» TASK DESCRIPTION
Among the lines below, count those containing the word "that". Give the number only.

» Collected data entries
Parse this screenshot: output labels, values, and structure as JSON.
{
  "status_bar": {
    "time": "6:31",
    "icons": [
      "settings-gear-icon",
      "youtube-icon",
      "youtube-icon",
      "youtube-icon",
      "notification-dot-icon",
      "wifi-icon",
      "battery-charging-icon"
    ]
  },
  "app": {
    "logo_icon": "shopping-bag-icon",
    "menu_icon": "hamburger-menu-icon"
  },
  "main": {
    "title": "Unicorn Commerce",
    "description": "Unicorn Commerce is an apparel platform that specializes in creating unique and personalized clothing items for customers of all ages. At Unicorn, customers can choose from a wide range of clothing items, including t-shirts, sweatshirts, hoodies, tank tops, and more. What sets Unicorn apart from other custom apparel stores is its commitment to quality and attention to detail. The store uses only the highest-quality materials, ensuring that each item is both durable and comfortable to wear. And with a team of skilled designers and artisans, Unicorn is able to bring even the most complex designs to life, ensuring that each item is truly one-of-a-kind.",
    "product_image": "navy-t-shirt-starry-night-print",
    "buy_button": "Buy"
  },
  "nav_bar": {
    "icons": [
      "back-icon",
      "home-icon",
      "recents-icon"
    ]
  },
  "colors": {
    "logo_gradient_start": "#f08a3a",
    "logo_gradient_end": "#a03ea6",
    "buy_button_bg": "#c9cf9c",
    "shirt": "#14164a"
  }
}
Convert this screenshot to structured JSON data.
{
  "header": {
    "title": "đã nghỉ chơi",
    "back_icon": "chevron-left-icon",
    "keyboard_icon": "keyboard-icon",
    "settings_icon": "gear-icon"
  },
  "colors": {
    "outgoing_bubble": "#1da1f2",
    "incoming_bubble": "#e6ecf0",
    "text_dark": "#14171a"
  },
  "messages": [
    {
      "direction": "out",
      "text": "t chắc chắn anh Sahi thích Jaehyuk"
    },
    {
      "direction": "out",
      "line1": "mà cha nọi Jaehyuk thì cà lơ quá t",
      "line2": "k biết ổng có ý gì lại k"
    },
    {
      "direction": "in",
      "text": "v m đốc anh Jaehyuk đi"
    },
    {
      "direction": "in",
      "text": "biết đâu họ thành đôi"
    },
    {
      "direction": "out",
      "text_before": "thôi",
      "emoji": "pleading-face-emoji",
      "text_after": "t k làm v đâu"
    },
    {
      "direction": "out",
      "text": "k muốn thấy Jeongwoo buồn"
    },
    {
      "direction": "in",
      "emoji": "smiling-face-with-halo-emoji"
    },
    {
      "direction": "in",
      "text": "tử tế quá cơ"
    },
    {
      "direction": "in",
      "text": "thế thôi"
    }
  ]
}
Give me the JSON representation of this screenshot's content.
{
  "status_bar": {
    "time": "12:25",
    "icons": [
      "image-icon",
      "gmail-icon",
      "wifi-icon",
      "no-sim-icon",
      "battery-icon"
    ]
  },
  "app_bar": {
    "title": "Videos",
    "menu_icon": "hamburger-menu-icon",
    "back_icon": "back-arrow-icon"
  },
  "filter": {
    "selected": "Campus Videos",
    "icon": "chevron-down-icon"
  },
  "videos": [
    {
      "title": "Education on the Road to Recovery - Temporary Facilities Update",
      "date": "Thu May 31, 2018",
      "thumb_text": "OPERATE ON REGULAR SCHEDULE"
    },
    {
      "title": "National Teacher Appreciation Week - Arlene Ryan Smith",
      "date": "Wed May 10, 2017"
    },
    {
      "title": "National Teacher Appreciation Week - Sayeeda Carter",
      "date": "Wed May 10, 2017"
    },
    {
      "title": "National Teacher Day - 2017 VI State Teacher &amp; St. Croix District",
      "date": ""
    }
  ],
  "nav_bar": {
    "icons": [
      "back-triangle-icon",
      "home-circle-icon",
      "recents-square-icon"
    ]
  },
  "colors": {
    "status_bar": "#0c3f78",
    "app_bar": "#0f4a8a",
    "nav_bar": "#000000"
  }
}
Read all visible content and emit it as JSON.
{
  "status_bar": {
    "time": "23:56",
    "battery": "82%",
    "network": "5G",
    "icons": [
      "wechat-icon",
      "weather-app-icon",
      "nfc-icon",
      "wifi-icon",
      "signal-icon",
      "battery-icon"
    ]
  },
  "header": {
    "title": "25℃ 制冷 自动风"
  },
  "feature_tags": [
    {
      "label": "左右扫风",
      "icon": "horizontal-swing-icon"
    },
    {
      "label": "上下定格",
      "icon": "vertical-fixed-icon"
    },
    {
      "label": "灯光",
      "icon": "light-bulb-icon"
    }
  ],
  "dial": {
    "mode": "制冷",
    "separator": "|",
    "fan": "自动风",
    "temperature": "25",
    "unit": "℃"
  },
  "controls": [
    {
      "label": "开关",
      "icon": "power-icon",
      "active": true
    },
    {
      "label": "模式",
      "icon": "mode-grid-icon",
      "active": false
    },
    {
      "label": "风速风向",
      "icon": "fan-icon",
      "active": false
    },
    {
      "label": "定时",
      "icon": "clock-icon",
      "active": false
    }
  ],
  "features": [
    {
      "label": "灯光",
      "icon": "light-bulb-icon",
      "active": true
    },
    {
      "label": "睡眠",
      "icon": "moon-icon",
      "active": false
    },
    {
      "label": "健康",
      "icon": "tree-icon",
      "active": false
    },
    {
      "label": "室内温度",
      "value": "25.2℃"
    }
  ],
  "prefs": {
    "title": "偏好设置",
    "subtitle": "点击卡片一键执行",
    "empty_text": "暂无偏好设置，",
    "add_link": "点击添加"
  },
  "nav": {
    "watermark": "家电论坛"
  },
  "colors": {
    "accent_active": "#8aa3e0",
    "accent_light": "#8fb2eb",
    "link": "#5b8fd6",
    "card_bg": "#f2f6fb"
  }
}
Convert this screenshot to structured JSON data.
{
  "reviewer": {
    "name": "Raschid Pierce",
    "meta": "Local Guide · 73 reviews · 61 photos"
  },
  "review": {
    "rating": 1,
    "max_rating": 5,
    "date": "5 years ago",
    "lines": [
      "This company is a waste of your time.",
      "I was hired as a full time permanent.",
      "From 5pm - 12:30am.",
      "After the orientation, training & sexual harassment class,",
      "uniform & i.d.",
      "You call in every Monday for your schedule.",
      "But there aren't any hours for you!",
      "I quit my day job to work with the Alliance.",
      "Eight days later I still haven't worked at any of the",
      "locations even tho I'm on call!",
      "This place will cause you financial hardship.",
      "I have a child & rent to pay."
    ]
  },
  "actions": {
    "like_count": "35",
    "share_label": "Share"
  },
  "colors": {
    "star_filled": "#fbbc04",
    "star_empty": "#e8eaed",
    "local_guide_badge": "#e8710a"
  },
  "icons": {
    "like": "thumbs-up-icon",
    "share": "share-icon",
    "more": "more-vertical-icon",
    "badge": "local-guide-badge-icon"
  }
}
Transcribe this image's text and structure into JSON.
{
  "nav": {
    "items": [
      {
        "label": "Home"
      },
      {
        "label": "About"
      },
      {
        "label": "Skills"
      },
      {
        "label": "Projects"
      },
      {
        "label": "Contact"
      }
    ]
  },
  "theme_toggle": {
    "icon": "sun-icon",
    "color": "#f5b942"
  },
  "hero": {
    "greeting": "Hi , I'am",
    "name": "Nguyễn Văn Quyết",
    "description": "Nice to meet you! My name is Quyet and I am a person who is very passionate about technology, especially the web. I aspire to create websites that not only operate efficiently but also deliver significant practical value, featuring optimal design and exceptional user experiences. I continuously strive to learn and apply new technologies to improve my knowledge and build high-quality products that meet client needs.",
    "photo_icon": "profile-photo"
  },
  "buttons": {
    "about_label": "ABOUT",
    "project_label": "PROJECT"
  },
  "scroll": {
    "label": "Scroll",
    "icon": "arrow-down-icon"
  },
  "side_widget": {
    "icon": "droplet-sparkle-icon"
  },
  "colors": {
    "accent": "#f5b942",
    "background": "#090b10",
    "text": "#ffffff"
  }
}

» ANSWER TO THE EXERCISE
2